(Stored data)
• • • •

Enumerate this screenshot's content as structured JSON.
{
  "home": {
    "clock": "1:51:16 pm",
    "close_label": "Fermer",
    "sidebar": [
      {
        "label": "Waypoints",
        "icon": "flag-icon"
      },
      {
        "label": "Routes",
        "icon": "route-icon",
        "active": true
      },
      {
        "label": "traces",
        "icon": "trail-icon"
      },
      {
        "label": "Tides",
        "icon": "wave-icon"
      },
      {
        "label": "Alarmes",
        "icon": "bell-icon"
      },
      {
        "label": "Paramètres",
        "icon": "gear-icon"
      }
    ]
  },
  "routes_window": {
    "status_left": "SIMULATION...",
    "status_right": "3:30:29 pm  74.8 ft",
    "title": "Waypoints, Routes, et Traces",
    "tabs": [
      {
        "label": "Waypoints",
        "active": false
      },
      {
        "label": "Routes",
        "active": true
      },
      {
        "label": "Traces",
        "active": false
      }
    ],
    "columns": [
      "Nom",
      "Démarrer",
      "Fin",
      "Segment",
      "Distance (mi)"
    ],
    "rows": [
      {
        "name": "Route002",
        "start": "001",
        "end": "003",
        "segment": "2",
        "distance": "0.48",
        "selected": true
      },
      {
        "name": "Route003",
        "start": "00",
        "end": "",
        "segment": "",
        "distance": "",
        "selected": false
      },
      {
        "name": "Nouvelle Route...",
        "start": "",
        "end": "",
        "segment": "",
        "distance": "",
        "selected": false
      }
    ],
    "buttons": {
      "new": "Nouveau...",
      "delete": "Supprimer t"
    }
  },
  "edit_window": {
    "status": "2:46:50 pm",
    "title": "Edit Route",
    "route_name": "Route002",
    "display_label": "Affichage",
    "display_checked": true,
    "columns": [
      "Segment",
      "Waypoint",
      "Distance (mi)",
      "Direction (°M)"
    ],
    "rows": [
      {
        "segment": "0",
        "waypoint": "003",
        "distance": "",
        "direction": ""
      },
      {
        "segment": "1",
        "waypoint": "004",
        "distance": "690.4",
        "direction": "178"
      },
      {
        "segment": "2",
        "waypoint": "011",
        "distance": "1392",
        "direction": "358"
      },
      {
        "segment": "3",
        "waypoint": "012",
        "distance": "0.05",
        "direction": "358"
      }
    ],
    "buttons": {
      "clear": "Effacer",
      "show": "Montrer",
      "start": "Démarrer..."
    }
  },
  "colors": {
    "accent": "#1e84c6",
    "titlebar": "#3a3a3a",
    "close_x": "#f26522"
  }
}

• • • •

● Stated goal: Where a line in the entries holds the word "start", copy that line.

● Correct response:
        "start": "001",
        "start": "00",
        "start": "",
      "start": "Démarrer..."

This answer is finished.